▶ WRITTEN EXERCISE
Below are the records; pull every line that includes "coordinate".
[Start of PROVIDED DATA]
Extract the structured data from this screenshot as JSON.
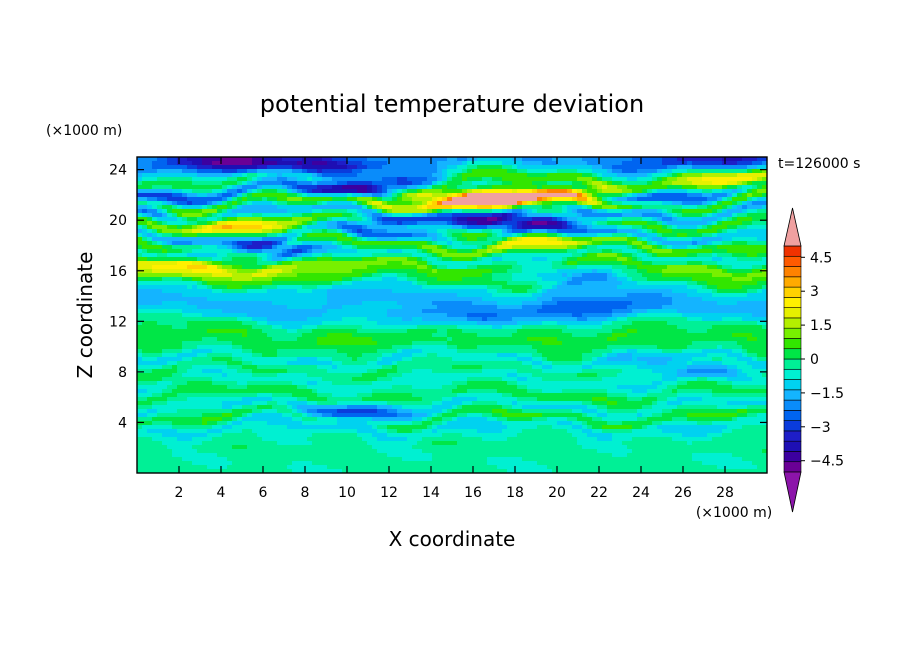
{
  "chart_data": {
    "type": "heatmap",
    "title": "potential temperature deviation",
    "xlabel": "X coordinate",
    "ylabel": "Z coordinate",
    "x_unit": "(×1000 m)",
    "y_unit": "(×1000 m)",
    "time_label": "t=126000 s",
    "xlim": [
      0,
      30
    ],
    "ylim": [
      0,
      25
    ],
    "x_ticks": [
      2,
      4,
      6,
      8,
      10,
      12,
      14,
      16,
      18,
      20,
      22,
      24,
      26,
      28
    ],
    "y_ticks": [
      4,
      8,
      12,
      16,
      20,
      24
    ],
    "colorbar": {
      "min": -5,
      "max": 5,
      "step": 0.5,
      "labels": [
        4.5,
        3,
        1.5,
        0,
        -1.5,
        -3,
        -4.5
      ],
      "label_text": [
        "4.5",
        "3",
        "1.5",
        "0",
        "−1.5",
        "−3",
        "−4.5"
      ],
      "colors": [
        "#6a0096",
        "#3c00a0",
        "#1e0fb4",
        "#1e1ec8",
        "#0a3cdc",
        "#0064f0",
        "#0a8cfa",
        "#14b4ff",
        "#00d2f0",
        "#00f0d2",
        "#00f096",
        "#00e646",
        "#32e600",
        "#78f000",
        "#b4f000",
        "#e6f000",
        "#fff000",
        "#ffd200",
        "#ffaa00",
        "#ff8200",
        "#ff5a00",
        "#f03200"
      ],
      "under_color": "#8c14aa",
      "over_color": "#f0a0a0"
    },
    "field_bands": [
      {
        "z": 1.0,
        "value": 0.15
      },
      {
        "z": 2.5,
        "value": 0.2
      },
      {
        "z": 3.6,
        "value": -0.6
      },
      {
        "z": 4.4,
        "value": 1.0
      },
      {
        "z": 5.2,
        "value": -0.5
      },
      {
        "z": 6.2,
        "value": 0.7
      },
      {
        "z": 7.2,
        "value": -0.3
      },
      {
        "z": 8.2,
        "value": 0.6
      },
      {
        "z": 9.0,
        "value": -0.7
      },
      {
        "z": 9.8,
        "value": 0.5
      },
      {
        "z": 10.7,
        "value": 1.0
      },
      {
        "z": 11.6,
        "value": 0.4
      },
      {
        "z": 12.6,
        "value": -0.8
      },
      {
        "z": 13.5,
        "value": -1.2
      },
      {
        "z": 14.5,
        "value": -0.8
      },
      {
        "z": 15.5,
        "value": 1.2
      },
      {
        "z": 16.3,
        "value": 1.9
      },
      {
        "z": 17.2,
        "value": -0.5
      },
      {
        "z": 18.0,
        "value": 1.5
      },
      {
        "z": 18.8,
        "value": -1.2
      },
      {
        "z": 19.7,
        "value": 1.2
      },
      {
        "z": 20.6,
        "value": -1.4
      },
      {
        "z": 21.4,
        "value": 1.8
      },
      {
        "z": 22.2,
        "value": -1.3
      },
      {
        "z": 23.1,
        "value": 1.2
      },
      {
        "z": 24.0,
        "value": -0.5
      },
      {
        "z": 24.7,
        "value": -1.6
      }
    ],
    "field_features": [
      {
        "x": 17.0,
        "z": 21.9,
        "value": 4.0
      },
      {
        "x": 14.0,
        "z": 21.5,
        "value": 2.6
      },
      {
        "x": 20.5,
        "z": 22.0,
        "value": 3.0
      },
      {
        "x": 11.0,
        "z": 22.7,
        "value": -4.2
      },
      {
        "x": 18.5,
        "z": 19.9,
        "value": -4.0
      },
      {
        "x": 12.5,
        "z": 19.6,
        "value": -2.4
      },
      {
        "x": 6.0,
        "z": 17.8,
        "value": -2.8
      },
      {
        "x": 5.0,
        "z": 19.5,
        "value": 2.8
      },
      {
        "x": 18.0,
        "z": 18.2,
        "value": 2.0
      },
      {
        "x": 20.0,
        "z": 15.8,
        "value": -2.6
      },
      {
        "x": 3.0,
        "z": 16.2,
        "value": 2.0
      },
      {
        "x": 8.0,
        "z": 24.3,
        "value": -2.3
      },
      {
        "x": 4.5,
        "z": 24.5,
        "value": -3.0
      },
      {
        "x": 28.5,
        "z": 23.2,
        "value": 2.6
      },
      {
        "x": 27.5,
        "z": 24.6,
        "value": -2.4
      },
      {
        "x": 25.0,
        "z": 21.6,
        "value": -1.9
      },
      {
        "x": 1.5,
        "z": 21.7,
        "value": -2.0
      },
      {
        "x": 10.5,
        "z": 4.7,
        "value": -2.2
      },
      {
        "x": 14.5,
        "z": 12.2,
        "value": -1.8
      },
      {
        "x": 22.0,
        "z": 13.0,
        "value": -1.6
      },
      {
        "x": 26.0,
        "z": 8.2,
        "value": -1.5
      }
    ]
  }
}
[End of PROVIDED DATA]
▶ RESPONSE TO THIS EXERCISE
    "xlabel": "X coordinate",
    "ylabel": "Z coordinate",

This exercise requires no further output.